_REQUEST_.
Identify and pull out each line of the entries in which "triple" occurs.
-------- INFORMATION PROVIDED
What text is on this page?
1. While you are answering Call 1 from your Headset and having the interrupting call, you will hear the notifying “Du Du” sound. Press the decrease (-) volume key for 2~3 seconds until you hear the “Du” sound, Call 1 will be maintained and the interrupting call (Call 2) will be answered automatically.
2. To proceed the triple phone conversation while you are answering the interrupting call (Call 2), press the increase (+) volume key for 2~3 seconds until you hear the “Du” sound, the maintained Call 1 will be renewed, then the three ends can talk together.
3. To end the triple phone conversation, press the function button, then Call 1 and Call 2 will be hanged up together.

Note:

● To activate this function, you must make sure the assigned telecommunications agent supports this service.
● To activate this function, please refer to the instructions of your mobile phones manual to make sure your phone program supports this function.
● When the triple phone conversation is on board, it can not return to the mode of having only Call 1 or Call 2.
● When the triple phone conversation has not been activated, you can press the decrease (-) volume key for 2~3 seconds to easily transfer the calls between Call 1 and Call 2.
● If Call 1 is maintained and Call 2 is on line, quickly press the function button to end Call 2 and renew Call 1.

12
----------------
_THE REPLY_.
2. To proceed the triple phone conversation while you are answering the interrupting call (Call 2), press the increase (+) volume key for 2~3 seconds until you hear the “Du” sound, the maintained Call 1 will be renewed, then the three ends can talk together.
3. To end the triple phone conversation, press the function button, then Call 1 and Call 2 will be hanged up together.
● When the triple phone conversation is on board, it can not return to the mode of having only Call 1 or Call 2.
● When the triple phone conversation has not been activated, you can press the decrease (-) volume key for 2~3 seconds to easily transfer the calls between Call 1 and Call 2.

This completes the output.